STORED RECORDS start

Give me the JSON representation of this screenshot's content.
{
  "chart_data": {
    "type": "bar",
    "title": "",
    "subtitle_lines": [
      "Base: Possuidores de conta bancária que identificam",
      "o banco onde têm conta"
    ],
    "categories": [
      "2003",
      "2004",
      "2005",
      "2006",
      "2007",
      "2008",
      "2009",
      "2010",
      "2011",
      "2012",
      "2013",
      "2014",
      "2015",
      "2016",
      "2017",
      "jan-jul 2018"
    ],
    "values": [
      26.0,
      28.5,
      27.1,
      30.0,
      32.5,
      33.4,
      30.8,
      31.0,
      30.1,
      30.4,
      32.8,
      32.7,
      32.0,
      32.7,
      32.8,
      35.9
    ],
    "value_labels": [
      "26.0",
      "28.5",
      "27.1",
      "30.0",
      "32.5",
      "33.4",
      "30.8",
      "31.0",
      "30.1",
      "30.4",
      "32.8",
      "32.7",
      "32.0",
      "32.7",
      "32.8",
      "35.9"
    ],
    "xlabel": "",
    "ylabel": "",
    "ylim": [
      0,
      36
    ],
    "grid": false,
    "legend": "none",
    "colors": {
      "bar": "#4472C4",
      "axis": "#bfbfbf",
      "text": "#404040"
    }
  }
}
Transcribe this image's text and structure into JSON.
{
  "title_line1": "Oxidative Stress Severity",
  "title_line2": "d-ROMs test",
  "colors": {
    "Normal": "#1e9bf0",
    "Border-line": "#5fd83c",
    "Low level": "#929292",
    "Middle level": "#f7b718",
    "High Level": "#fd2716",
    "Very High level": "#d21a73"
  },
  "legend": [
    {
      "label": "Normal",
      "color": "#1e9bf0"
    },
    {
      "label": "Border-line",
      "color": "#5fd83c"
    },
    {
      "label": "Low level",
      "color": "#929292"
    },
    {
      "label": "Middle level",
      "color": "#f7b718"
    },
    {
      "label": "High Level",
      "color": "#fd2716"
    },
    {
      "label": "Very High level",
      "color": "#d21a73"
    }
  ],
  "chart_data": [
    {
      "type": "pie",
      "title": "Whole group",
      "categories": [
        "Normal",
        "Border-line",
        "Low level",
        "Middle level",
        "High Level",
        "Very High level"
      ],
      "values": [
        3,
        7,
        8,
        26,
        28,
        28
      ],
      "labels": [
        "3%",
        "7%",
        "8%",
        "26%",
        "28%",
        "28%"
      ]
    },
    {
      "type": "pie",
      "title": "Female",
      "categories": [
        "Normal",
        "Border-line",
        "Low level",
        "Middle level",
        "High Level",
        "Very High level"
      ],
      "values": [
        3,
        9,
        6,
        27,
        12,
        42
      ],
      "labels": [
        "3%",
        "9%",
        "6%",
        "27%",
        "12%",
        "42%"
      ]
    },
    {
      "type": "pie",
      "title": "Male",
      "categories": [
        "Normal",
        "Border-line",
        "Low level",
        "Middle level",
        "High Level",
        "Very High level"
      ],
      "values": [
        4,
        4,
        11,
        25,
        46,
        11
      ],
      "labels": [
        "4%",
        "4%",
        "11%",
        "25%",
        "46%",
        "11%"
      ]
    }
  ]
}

STORED RECORDS end

AIM OF THE EXERCISE: Repeat every record exactly as written, please.

CORRECT ANSWER:
Give me the JSON representation of this screenshot's content.
{
  "chart_data": {
    "type": "bar",
    "title": "",
    "subtitle_lines": [
      "Base: Possuidores de conta bancária que identificam",
      "o banco onde têm conta"
    ],
    "categories": [
      "2003",
      "2004",
      "2005",
      "2006",
      "2007",
      "2008",
      "2009",
      "2010",
      "2011",
      "2012",
      "2013",
      "2014",
      "2015",
      "2016",
      "2017",
      "jan-jul 2018"
    ],
    "values": [
      26.0,
      28.5,
      27.1,
      30.0,
      32.5,
      33.4,
      30.8,
      31.0,
      30.1,
      30.4,
      32.8,
      32.7,
      32.0,
      32.7,
      32.8,
      35.9
    ],
    "value_labels": [
      "26.0",
      "28.5",
      "27.1",
      "30.0",
      "32.5",
      "33.4",
      "30.8",
      "31.0",
      "30.1",
      "30.4",
      "32.8",
      "32.7",
      "32.0",
      "32.7",
      "32.8",
      "35.9"
    ],
    "xlabel": "",
    "ylabel": "",
    "ylim": [
      0,
      36
    ],
    "grid": false,
    "legend": "none",
    "colors": {
      "bar": "#4472C4",
      "axis": "#bfbfbf",
      "text": "#404040"
    }
  }
}
Transcribe this image's text and structure into JSON.
{
  "title_line1": "Oxidative Stress Severity",
  "title_line2": "d-ROMs test",
  "colors": {
    "Normal": "#1e9bf0",
    "Border-line": "#5fd83c",
    "Low level": "#929292",
    "Middle level": "#f7b718",
    "High Level": "#fd2716",
    "Very High level": "#d21a73"
  },
  "legend": [
    {
      "label": "Normal",
      "color": "#1e9bf0"
    },
    {
      "label": "Border-line",
      "color": "#5fd83c"
    },
    {
      "label": "Low level",
      "color": "#929292"
    },
    {
      "label": "Middle level",
      "color": "#f7b718"
    },
    {
      "label": "High Level",
      "color": "#fd2716"
    },
    {
      "label": "Very High level",
      "color": "#d21a73"
    }
  ],
  "chart_data": [
    {
      "type": "pie",
      "title": "Whole group",
      "categories": [
        "Normal",
        "Border-line",
        "Low level",
        "Middle level",
        "High Level",
        "Very High level"
      ],
      "values": [
        3,
        7,
        8,
        26,
        28,
        28
      ],
      "labels": [
        "3%",
        "7%",
        "8%",
        "26%",
        "28%",
        "28%"
      ]
    },
    {
      "type": "pie",
      "title": "Female",
      "categories": [
        "Normal",
        "Border-line",
        "Low level",
        "Middle level",
        "High Level",
        "Very High level"
      ],
      "values": [
        3,
        9,
        6,
        27,
        12,
        42
      ],
      "labels": [
        "3%",
        "9%",
        "6%",
        "27%",
        "12%",
        "42%"
      ]
    },
    {
      "type": "pie",
      "title": "Male",
      "categories": [
        "Normal",
        "Border-line",
        "Low level",
        "Middle level",
        "High Level",
        "Very High level"
      ],
      "values": [
        4,
        4,
        11,
        25,
        46,
        11
      ],
      "labels": [
        "4%",
        "4%",
        "11%",
        "25%",
        "46%",
        "11%"
      ]
    }
  ]
}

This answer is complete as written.